*** DATA PROVIDED
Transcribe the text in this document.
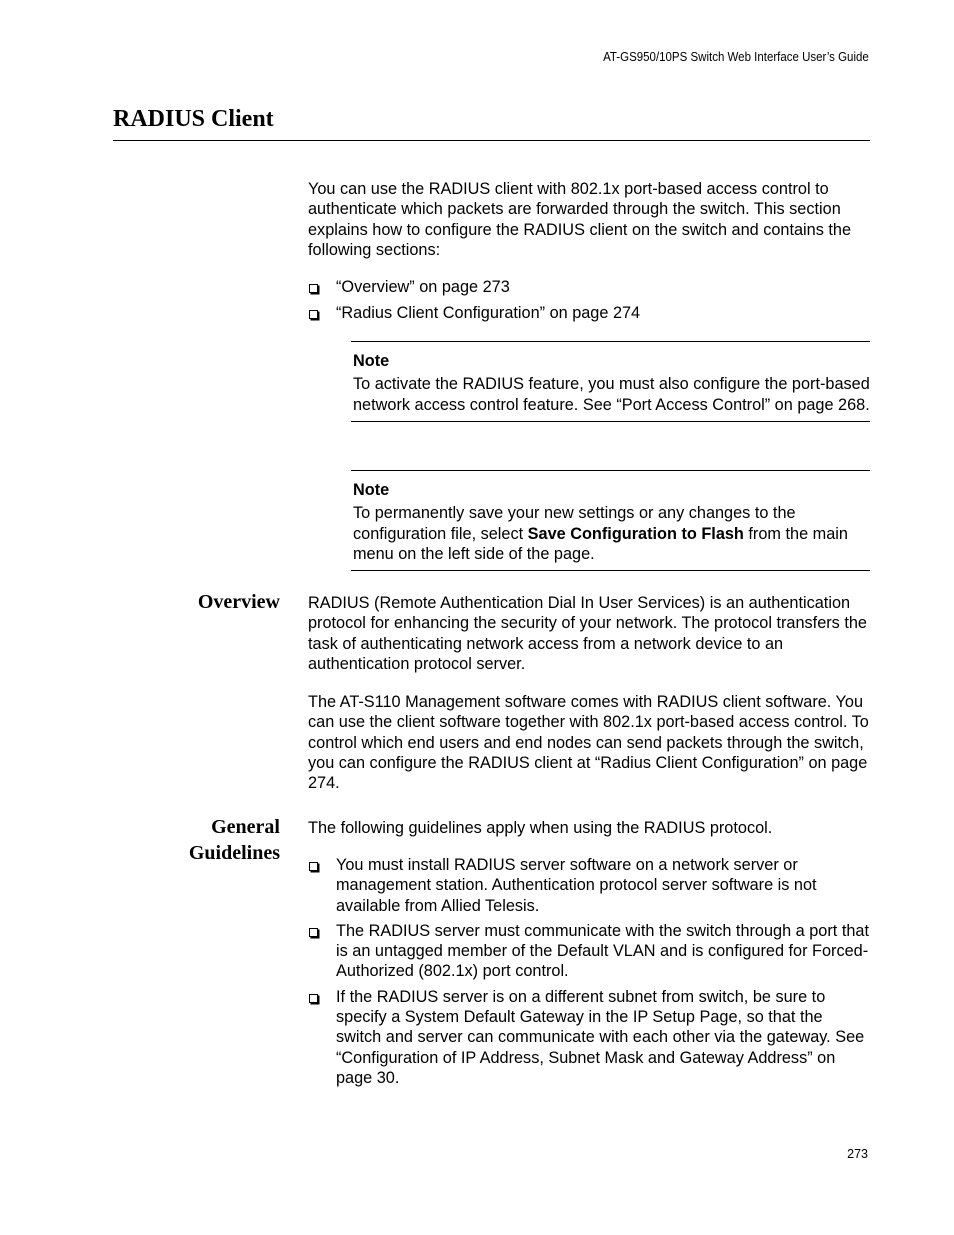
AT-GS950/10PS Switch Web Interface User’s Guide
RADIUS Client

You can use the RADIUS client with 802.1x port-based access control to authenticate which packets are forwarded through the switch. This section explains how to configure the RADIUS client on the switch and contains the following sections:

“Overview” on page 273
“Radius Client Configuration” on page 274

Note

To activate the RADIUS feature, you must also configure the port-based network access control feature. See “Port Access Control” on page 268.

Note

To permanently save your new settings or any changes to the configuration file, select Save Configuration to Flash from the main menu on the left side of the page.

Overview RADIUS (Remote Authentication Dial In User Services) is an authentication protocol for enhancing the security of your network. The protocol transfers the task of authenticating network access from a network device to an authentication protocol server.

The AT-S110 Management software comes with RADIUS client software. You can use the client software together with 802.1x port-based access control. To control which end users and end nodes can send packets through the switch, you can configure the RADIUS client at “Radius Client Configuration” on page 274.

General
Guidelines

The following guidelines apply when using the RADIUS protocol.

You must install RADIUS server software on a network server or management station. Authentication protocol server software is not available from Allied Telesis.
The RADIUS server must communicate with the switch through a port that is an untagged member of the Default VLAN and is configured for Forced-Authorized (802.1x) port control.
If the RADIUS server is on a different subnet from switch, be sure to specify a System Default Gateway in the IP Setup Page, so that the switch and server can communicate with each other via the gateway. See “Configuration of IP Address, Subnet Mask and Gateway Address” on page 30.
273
******
*** DATA PROVIDED
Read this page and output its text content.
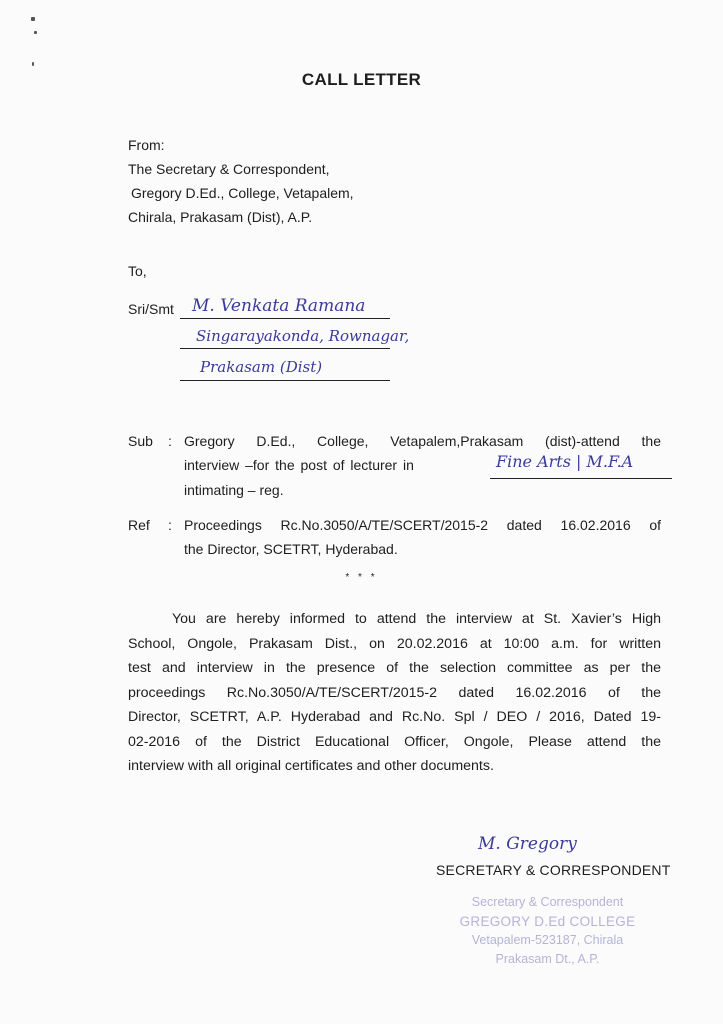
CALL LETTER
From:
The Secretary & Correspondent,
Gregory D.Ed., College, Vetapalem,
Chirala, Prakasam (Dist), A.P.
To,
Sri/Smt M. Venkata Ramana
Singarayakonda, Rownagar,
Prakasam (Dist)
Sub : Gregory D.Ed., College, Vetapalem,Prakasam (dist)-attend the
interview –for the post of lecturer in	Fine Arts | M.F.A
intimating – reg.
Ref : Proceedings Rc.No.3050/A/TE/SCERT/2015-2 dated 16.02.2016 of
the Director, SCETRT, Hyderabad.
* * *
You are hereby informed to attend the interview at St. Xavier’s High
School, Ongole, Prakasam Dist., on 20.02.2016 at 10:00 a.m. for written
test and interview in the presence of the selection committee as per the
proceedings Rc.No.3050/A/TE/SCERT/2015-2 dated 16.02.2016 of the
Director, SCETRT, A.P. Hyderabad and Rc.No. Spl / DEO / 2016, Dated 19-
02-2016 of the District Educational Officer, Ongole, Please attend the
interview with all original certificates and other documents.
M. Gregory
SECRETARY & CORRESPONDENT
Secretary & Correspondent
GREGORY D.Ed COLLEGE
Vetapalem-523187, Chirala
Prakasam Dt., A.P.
******
*** DATA PROVIDED
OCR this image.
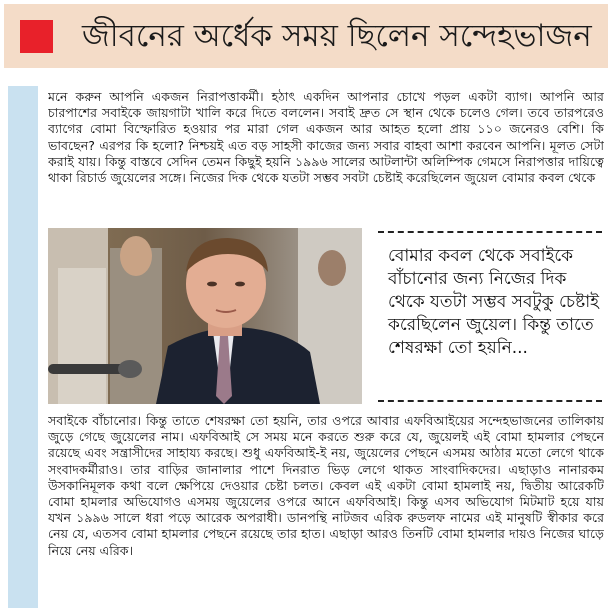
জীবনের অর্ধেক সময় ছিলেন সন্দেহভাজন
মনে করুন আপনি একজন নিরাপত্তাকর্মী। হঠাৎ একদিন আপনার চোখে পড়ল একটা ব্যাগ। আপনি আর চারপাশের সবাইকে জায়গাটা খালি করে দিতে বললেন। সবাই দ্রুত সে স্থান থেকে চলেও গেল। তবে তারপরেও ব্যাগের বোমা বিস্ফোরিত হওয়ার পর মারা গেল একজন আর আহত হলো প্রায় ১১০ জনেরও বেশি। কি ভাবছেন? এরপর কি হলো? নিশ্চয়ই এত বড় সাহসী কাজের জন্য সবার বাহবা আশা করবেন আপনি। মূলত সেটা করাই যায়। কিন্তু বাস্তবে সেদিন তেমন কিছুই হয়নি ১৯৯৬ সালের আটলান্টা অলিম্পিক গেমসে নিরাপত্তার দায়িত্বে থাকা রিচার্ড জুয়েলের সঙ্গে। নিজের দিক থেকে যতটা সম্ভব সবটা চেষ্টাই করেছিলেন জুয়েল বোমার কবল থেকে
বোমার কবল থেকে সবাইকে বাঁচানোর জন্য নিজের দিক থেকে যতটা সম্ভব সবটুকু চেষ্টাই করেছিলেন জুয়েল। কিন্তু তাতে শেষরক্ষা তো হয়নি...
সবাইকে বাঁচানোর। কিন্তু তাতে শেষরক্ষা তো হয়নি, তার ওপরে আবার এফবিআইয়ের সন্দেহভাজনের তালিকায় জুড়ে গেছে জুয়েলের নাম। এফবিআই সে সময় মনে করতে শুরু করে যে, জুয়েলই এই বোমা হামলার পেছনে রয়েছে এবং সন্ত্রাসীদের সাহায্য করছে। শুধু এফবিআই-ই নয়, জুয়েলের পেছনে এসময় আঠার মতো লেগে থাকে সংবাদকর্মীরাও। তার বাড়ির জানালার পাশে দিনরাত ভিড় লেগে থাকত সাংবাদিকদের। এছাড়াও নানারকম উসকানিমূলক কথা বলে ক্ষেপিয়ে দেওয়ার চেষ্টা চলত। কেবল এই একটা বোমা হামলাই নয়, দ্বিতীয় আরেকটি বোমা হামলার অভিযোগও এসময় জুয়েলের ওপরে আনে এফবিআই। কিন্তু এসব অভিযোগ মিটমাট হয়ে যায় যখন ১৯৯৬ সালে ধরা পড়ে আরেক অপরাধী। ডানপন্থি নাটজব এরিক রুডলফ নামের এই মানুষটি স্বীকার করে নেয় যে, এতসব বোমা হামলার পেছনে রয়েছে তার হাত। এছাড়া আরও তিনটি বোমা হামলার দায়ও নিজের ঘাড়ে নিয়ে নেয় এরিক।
******
* _WORK TO DO_
Search the data for the string "Hyderabad". List each line that has it.

* _CORRECT ANSWER_
the Director, SCETRT, Hyderabad.
Director, SCETRT, A.P. Hyderabad and Rc.No. Spl / DEO / 2016, Dated 19-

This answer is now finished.